Goal: Using the data below, copy every line that contains the word "évente".

— BEGIN —

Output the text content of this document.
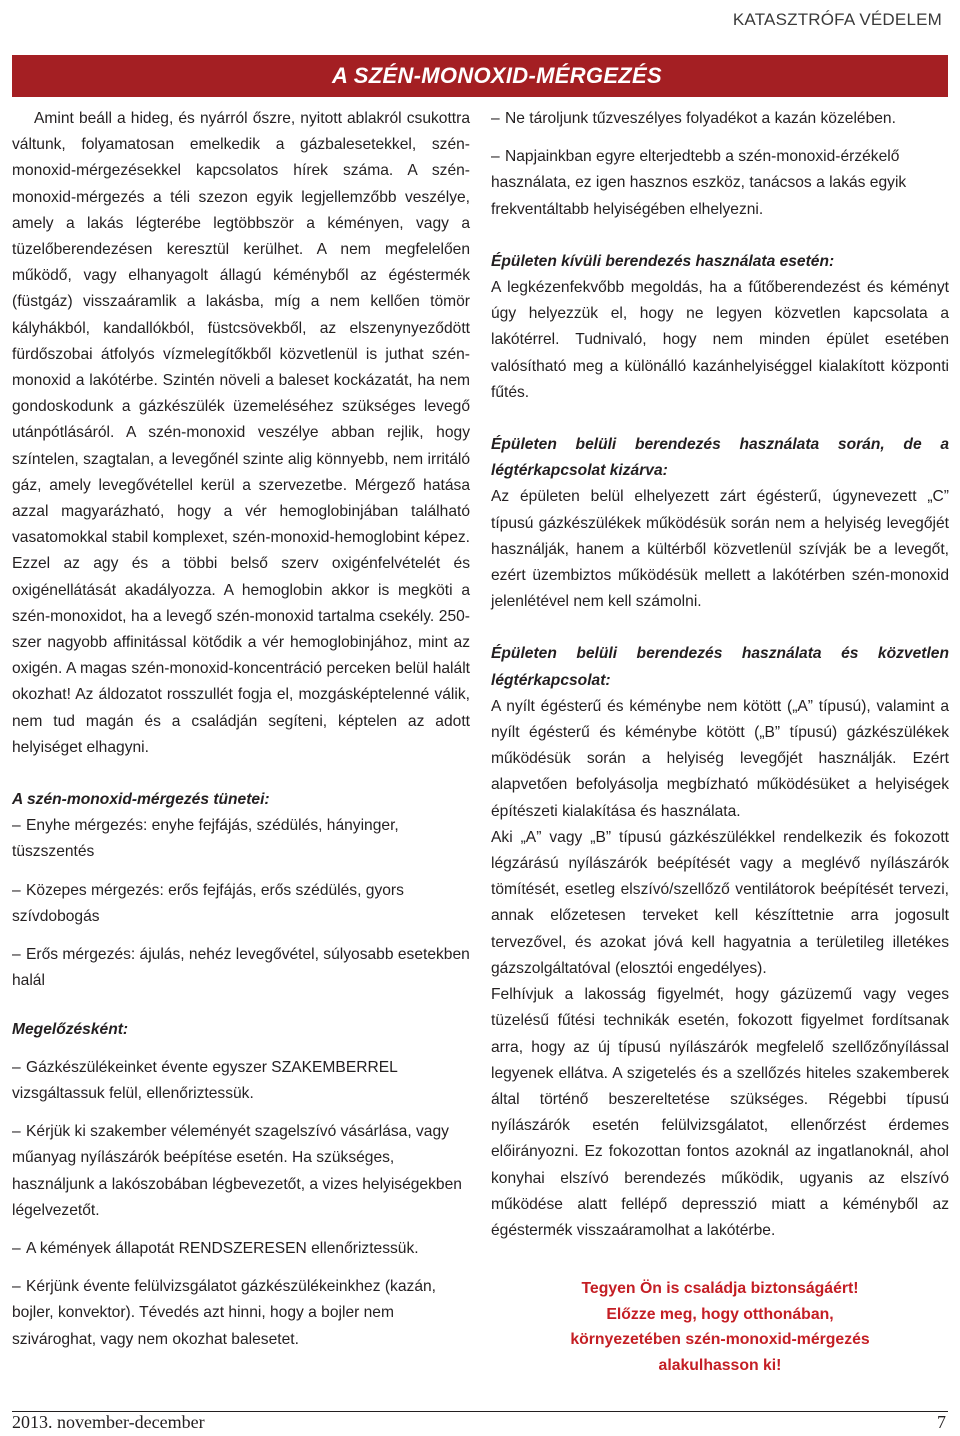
KATASZTRÓFA VÉDELEM
A SZÉN-MONOXID-MÉRGEZÉS

Amint beáll a hideg, és nyárról őszre, nyitott ablakról csukottra váltunk, folyamatosan emelkedik a gázbalesetekkel, szén-monoxid-mérgezésekkel kapcsolatos hírek száma. A szén-monoxid-mérgezés a téli szezon egyik legjellemzőbb veszélye, amely a lakás légterébe legtöbbször a kéményen, vagy a tüzelőberendezésen keresztül kerülhet. A nem megfelelően működő, vagy elhanyagolt állagú kéményből az égéstermék (füstgáz) visszaáramlik a lakásba, míg a nem kellően tömör kályhákból, kandallókból, füstcsövekből, az elszenynyeződött fürdőszobai átfolyós vízmelegítőkből közvetlenül is juthat szén-monoxid a lakótérbe. Szintén növeli a baleset kockázatát, ha nem gondoskodunk a gázkészülék üzemeléséhez szükséges levegő utánpótlásáról. A szén-monoxid veszélye abban rejlik, hogy színtelen, szagtalan, a levegőnél szinte alig könnyebb, nem irritáló gáz, amely levegővétellel kerül a szervezetbe. Mérgező hatása azzal magyarázható, hogy a vér hemoglobinjában található vasatomokkal stabil komplexet, szén-monoxid-hemoglobint képez. Ezzel az agy és a többi belső szerv oxigénfelvételét és oxigénellátását akadályozza. A hemoglobin akkor is megköti a szén-monoxidot, ha a levegő szén-monoxid tartalma csekély. 250-szer nagyobb affinitással kötődik a vér hemoglobinjához, mint az oxigén. A magas szén-monoxid-koncentráció perceken belül halált okozhat! Az áldozatot rosszullét fogja el, mozgásképtelenné válik, nem tud magán és a családján segíteni, képtelen az adott helyiséget elhagyni.

A szén-monoxid-mérgezés tünetei:

– Enyhe mérgezés: enyhe fejfájás, szédülés, hányinger, tüszszentés
– Közepes mérgezés: erős fejfájás, erős szédülés, gyors szívdobogás
– Erős mérgezés: ájulás, nehéz levegővétel, súlyosabb esetekben halál

Megelőzésként:

– Gázkészülékeinket évente egyszer SZAKEMBERREL vizsgáltassuk felül, ellenőriztessük.
– Kérjük ki szakember véleményét szagelszívó vásárlása, vagy műanyag nyílászárók beépítése esetén. Ha szükséges, használjunk a lakószobában légbevezetőt, a vizes helyiségekben légelvezetőt.
– A kémények állapotát RENDSZERESEN ellenőriztessük.
– Kérjünk évente felülvizsgálatot gázkészülékeinkhez (kazán, bojler, konvektor). Tévedés azt hinni, hogy a bojler nem szivároghat, vagy nem okozhat balesetet.
– Ne tároljunk tűzveszélyes folyadékot a kazán közelében.
– Napjainkban egyre elterjedtebb a szén-monoxid-érzékelő használata, ez igen hasznos eszköz, tanácsos a lakás egyik frekventáltabb helyiségében elhelyezni.

Épületen kívüli berendezés használata esetén:

A legkézenfekvőbb megoldás, ha a fűtőberendezést és kéményt úgy helyezzük el, hogy ne legyen közvetlen kapcsolata a lakótérrel. Tudnivaló, hogy nem minden épület esetében valósítható meg a különálló kazánhelyiséggel kialakított központi fűtés.

Épületen belüli berendezés használata során, de a légtérkapcsolat kizárva:

Az épületen belül elhelyezett zárt égésterű, úgynevezett „C” típusú gázkészülékek működésük során nem a helyiség levegőjét használják, hanem a kültérből közvetlenül szívják be a levegőt, ezért üzembiztos működésük mellett a lakótérben szén-monoxid jelenlétével nem kell számolni.

Épületen belüli berendezés használata és közvetlen légtérkapcsolat:

A nyílt égésterű és kéménybe nem kötött („A” típusú), valamint a nyílt égésterű és kéménybe kötött („B” típusú) gázkészülékek működésük során a helyiség levegőjét használják. Ezért alapvetően befolyásolja megbízható működésüket a helyiségek építészeti kialakítása és használata.

Aki „A” vagy „B” típusú gázkészülékkel rendelkezik és fokozott légzárású nyílászárók beépítését vagy a meglévő nyílászárók tömítését, esetleg elszívó/szellőző ventilátorok beépítését tervezi, annak előzetesen terveket kell készíttetnie arra jogosult tervezővel, és azokat jóvá kell hagyatnia a területileg illetékes gázszolgáltatóval (elosztói engedélyes).

Felhívjuk a lakosság figyelmét, hogy gázüzemű vagy veges tüzelésű fűtési technikák esetén, fokozott figyelmet fordítsanak arra, hogy az új típusú nyílászárók megfelelő szellőzőnyílással legyenek ellátva. A szigetelés és a szellőzés hiteles szakemberek által történő beszereltetése szükséges. Régebbi típusú nyílászárók esetén felülvizsgálatot, ellenőrzést érdemes előirányozni. Ez fokozottan fontos azoknál az ingatlanoknál, ahol konyhai elszívó berendezés működik, ugyanis az elszívó működése alatt fellépő depresszió miatt a kéményből az égéstermék visszaáramolhat a lakótérbe.

Tegyen Ön is családja biztonságáért!
Előzze meg, hogy otthonában,
környezetében szén-monoxid-mérgezés
alakulhasson ki!
2013. november-december	7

— END —

Result of the exercise:
– Gázkészülékeinket évente egyszer SZAKEMBERREL vizsgáltassuk felül, ellenőriztessük.
– Kérjünk évente felülvizsgálatot gázkészülékeinkhez (kazán, bojler, konvektor). Tévedés azt hinni, hogy a bojler nem szivároghat, vagy nem okozhat balesetet.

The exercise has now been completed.